- PROMPT: Write out every entry exactly as given, but omit the pictures.

======== DATA EXTRACT ========

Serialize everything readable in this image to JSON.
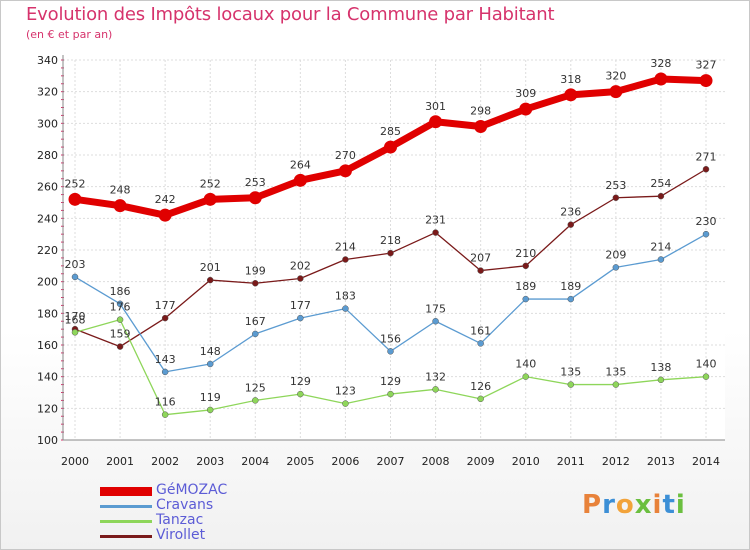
{
  "title": "Evolution des Impôts locaux pour la Commune par Habitant",
  "subtitle": "(en € et par an)",
  "logo_text": "Proxiti",
  "logo_colors": [
    "#e8823a",
    "#3c8fd6",
    "#f2a33a",
    "#6bbf3f",
    "#e8823a",
    "#3c8fd6",
    "#6bbf3f"
  ],
  "chart_data": {
    "type": "line",
    "title": "Evolution des Impôts locaux pour la Commune par Habitant",
    "subtitle": "(en € et par an)",
    "xlabel": "",
    "ylabel": "",
    "x": [
      "2000",
      "2001",
      "2002",
      "2003",
      "2004",
      "2005",
      "2006",
      "2007",
      "2008",
      "2009",
      "2010",
      "2011",
      "2012",
      "2013",
      "2014"
    ],
    "ylim": [
      100,
      340
    ],
    "yticks": [
      100,
      120,
      140,
      160,
      180,
      200,
      220,
      240,
      260,
      280,
      300,
      320,
      340
    ],
    "grid": true,
    "legend_position": "bottom-left",
    "series": [
      {
        "name": "GéMOZAC",
        "color": "#e00000",
        "values": [
          252,
          248,
          242,
          252,
          253,
          264,
          270,
          285,
          301,
          298,
          309,
          318,
          320,
          328,
          327
        ]
      },
      {
        "name": "Cravans",
        "color": "#5b9bd1",
        "values": [
          203,
          186,
          143,
          148,
          167,
          177,
          183,
          156,
          175,
          161,
          189,
          189,
          209,
          214,
          230
        ]
      },
      {
        "name": "Tanzac",
        "color": "#8ed65a",
        "values": [
          168,
          176,
          116,
          119,
          125,
          129,
          123,
          129,
          132,
          126,
          140,
          135,
          135,
          138,
          140
        ]
      },
      {
        "name": "Virollet",
        "color": "#7a1a1a",
        "values": [
          170,
          159,
          177,
          201,
          199,
          202,
          214,
          218,
          231,
          207,
          210,
          236,
          253,
          254,
          271
        ]
      }
    ]
  }
}
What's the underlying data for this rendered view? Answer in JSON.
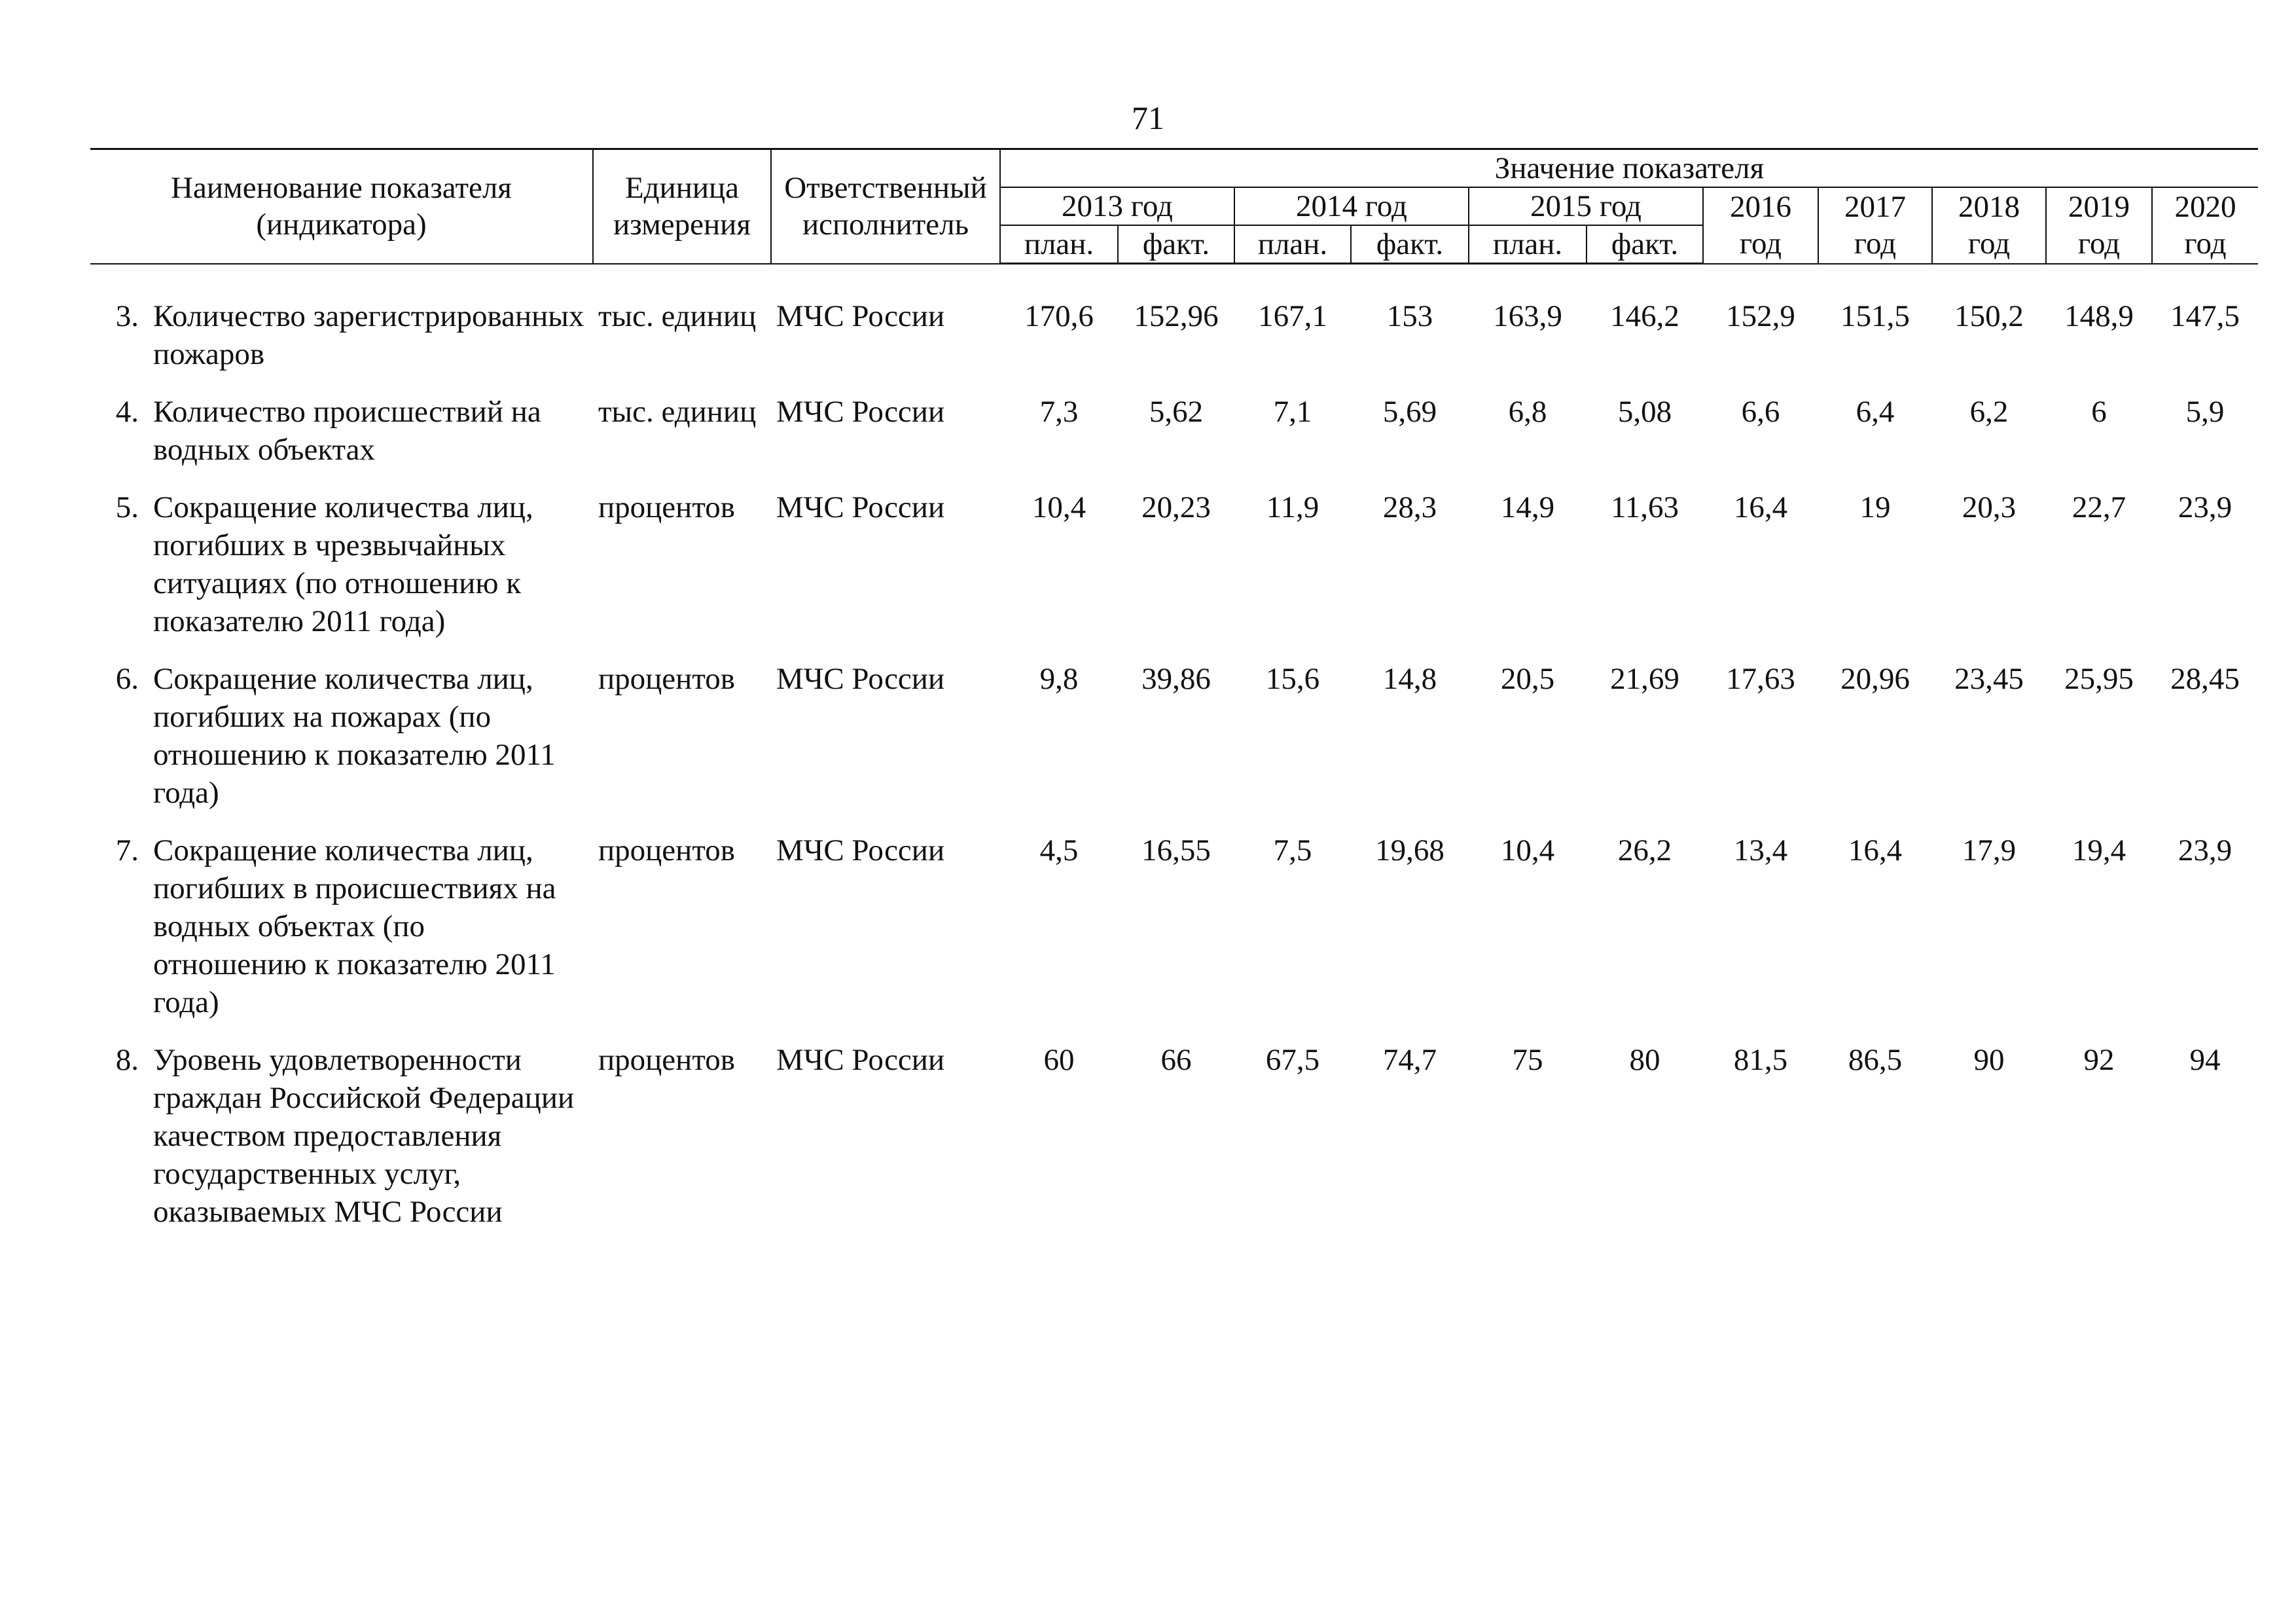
{
  "page_number": "71",
  "header": {
    "name_line1": "Наименование показателя",
    "name_line2": "(индикатора)",
    "unit_line1": "Единица",
    "unit_line2": "измерения",
    "exec_line1": "Ответственный",
    "exec_line2": "исполнитель",
    "value_title": "Значение показателя",
    "years_planfact": [
      "2013 год",
      "2014 год",
      "2015 год"
    ],
    "years_single": [
      "2016",
      "2017",
      "2018",
      "2019",
      "2020"
    ],
    "year_word": "год",
    "plan_label": "план.",
    "fact_label": "факт."
  },
  "rows": [
    {
      "num": "3.",
      "name": "Количество зарегистрированных пожаров",
      "unit": "тыс. единиц",
      "executor": "МЧС России",
      "values": [
        "170,6",
        "152,96",
        "167,1",
        "153",
        "163,9",
        "146,2",
        "152,9",
        "151,5",
        "150,2",
        "148,9",
        "147,5"
      ]
    },
    {
      "num": "4.",
      "name": "Количество происшествий на водных объектах",
      "unit": "тыс. единиц",
      "executor": "МЧС России",
      "values": [
        "7,3",
        "5,62",
        "7,1",
        "5,69",
        "6,8",
        "5,08",
        "6,6",
        "6,4",
        "6,2",
        "6",
        "5,9"
      ]
    },
    {
      "num": "5.",
      "name": "Сокращение количества лиц, погибших в чрезвычайных ситуациях (по отношению к показателю 2011 года)",
      "unit": "процентов",
      "executor": "МЧС России",
      "values": [
        "10,4",
        "20,23",
        "11,9",
        "28,3",
        "14,9",
        "11,63",
        "16,4",
        "19",
        "20,3",
        "22,7",
        "23,9"
      ]
    },
    {
      "num": "6.",
      "name": "Сокращение количества лиц, погибших на пожарах (по отношению к показателю 2011 года)",
      "unit": "процентов",
      "executor": "МЧС России",
      "values": [
        "9,8",
        "39,86",
        "15,6",
        "14,8",
        "20,5",
        "21,69",
        "17,63",
        "20,96",
        "23,45",
        "25,95",
        "28,45"
      ]
    },
    {
      "num": "7.",
      "name": "Сокращение количества лиц, погибших в происшествиях на водных объектах (по отношению к показателю 2011 года)",
      "unit": "процентов",
      "executor": "МЧС России",
      "values": [
        "4,5",
        "16,55",
        "7,5",
        "19,68",
        "10,4",
        "26,2",
        "13,4",
        "16,4",
        "17,9",
        "19,4",
        "23,9"
      ]
    },
    {
      "num": "8.",
      "name": "Уровень удовлетворенности граждан Российской Федерации качеством предоставления государственных услуг, оказываемых МЧС России",
      "unit": "процентов",
      "executor": "МЧС России",
      "values": [
        "60",
        "66",
        "67,5",
        "74,7",
        "75",
        "80",
        "81,5",
        "86,5",
        "90",
        "92",
        "94"
      ]
    }
  ]
}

========

- RESULT OF THIS EXERCISE:
Serialize everything readable in this image to JSON.
{
  "title": "Evolution des Impôts locaux pour la Commune par Habitant",
  "subtitle": "(en € et par an)",
  "logo_text": "Proxiti",
  "logo_colors": [
    "#e8823a",
    "#3c8fd6",
    "#f2a33a",
    "#6bbf3f",
    "#e8823a",
    "#3c8fd6",
    "#6bbf3f"
  ],
  "chart_data": {
    "type": "line",
    "title": "Evolution des Impôts locaux pour la Commune par Habitant",
    "subtitle": "(en € et par an)",
    "xlabel": "",
    "ylabel": "",
    "x": [
      "2000",
      "2001",
      "2002",
      "2003",
      "2004",
      "2005",
      "2006",
      "2007",
      "2008",
      "2009",
      "2010",
      "2011",
      "2012",
      "2013",
      "2014"
    ],
    "ylim": [
      100,
      340
    ],
    "yticks": [
      100,
      120,
      140,
      160,
      180,
      200,
      220,
      240,
      260,
      280,
      300,
      320,
      340
    ],
    "grid": true,
    "legend_position": "bottom-left",
    "series": [
      {
        "name": "GéMOZAC",
        "color": "#e00000",
        "values": [
          252,
          248,
          242,
          252,
          253,
          264,
          270,
          285,
          301,
          298,
          309,
          318,
          320,
          328,
          327
        ]
      },
      {
        "name": "Cravans",
        "color": "#5b9bd1",
        "values": [
          203,
          186,
          143,
          148,
          167,
          177,
          183,
          156,
          175,
          161,
          189,
          189,
          209,
          214,
          230
        ]
      },
      {
        "name": "Tanzac",
        "color": "#8ed65a",
        "values": [
          168,
          176,
          116,
          119,
          125,
          129,
          123,
          129,
          132,
          126,
          140,
          135,
          135,
          138,
          140
        ]
      },
      {
        "name": "Virollet",
        "color": "#7a1a1a",
        "values": [
          170,
          159,
          177,
          201,
          199,
          202,
          214,
          218,
          231,
          207,
          210,
          236,
          253,
          254,
          271
        ]
      }
    ]
  }
}
What's the underlying data for this rendered view? Answer in JSON.
{
  "page_number": "71",
  "header": {
    "name_line1": "Наименование показателя",
    "name_line2": "(индикатора)",
    "unit_line1": "Единица",
    "unit_line2": "измерения",
    "exec_line1": "Ответственный",
    "exec_line2": "исполнитель",
    "value_title": "Значение показателя",
    "years_planfact": [
      "2013 год",
      "2014 год",
      "2015 год"
    ],
    "years_single": [
      "2016",
      "2017",
      "2018",
      "2019",
      "2020"
    ],
    "year_word": "год",
    "plan_label": "план.",
    "fact_label": "факт."
  },
  "rows": [
    {
      "num": "3.",
      "name": "Количество зарегистрированных пожаров",
      "unit": "тыс. единиц",
      "executor": "МЧС России",
      "values": [
        "170,6",
        "152,96",
        "167,1",
        "153",
        "163,9",
        "146,2",
        "152,9",
        "151,5",
        "150,2",
        "148,9",
        "147,5"
      ]
    },
    {
      "num": "4.",
      "name": "Количество происшествий на водных объектах",
      "unit": "тыс. единиц",
      "executor": "МЧС России",
      "values": [
        "7,3",
        "5,62",
        "7,1",
        "5,69",
        "6,8",
        "5,08",
        "6,6",
        "6,4",
        "6,2",
        "6",
        "5,9"
      ]
    },
    {
      "num": "5.",
      "name": "Сокращение количества лиц, погибших в чрезвычайных ситуациях (по отношению к показателю 2011 года)",
      "unit": "процентов",
      "executor": "МЧС России",
      "values": [
        "10,4",
        "20,23",
        "11,9",
        "28,3",
        "14,9",
        "11,63",
        "16,4",
        "19",
        "20,3",
        "22,7",
        "23,9"
      ]
    },
    {
      "num": "6.",
      "name": "Сокращение количества лиц, погибших на пожарах (по отношению к показателю 2011 года)",
      "unit": "процентов",
      "executor": "МЧС России",
      "values": [
        "9,8",
        "39,86",
        "15,6",
        "14,8",
        "20,5",
        "21,69",
        "17,63",
        "20,96",
        "23,45",
        "25,95",
        "28,45"
      ]
    },
    {
      "num": "7.",
      "name": "Сокращение количества лиц, погибших в происшествиях на водных объектах (по отношению к показателю 2011 года)",
      "unit": "процентов",
      "executor": "МЧС России",
      "values": [
        "4,5",
        "16,55",
        "7,5",
        "19,68",
        "10,4",
        "26,2",
        "13,4",
        "16,4",
        "17,9",
        "19,4",
        "23,9"
      ]
    },
    {
      "num": "8.",
      "name": "Уровень удовлетворенности граждан Российской Федерации качеством предоставления государственных услуг, оказываемых МЧС России",
      "unit": "процентов",
      "executor": "МЧС России",
      "values": [
        "60",
        "66",
        "67,5",
        "74,7",
        "75",
        "80",
        "81,5",
        "86,5",
        "90",
        "92",
        "94"
      ]
    }
  ]
}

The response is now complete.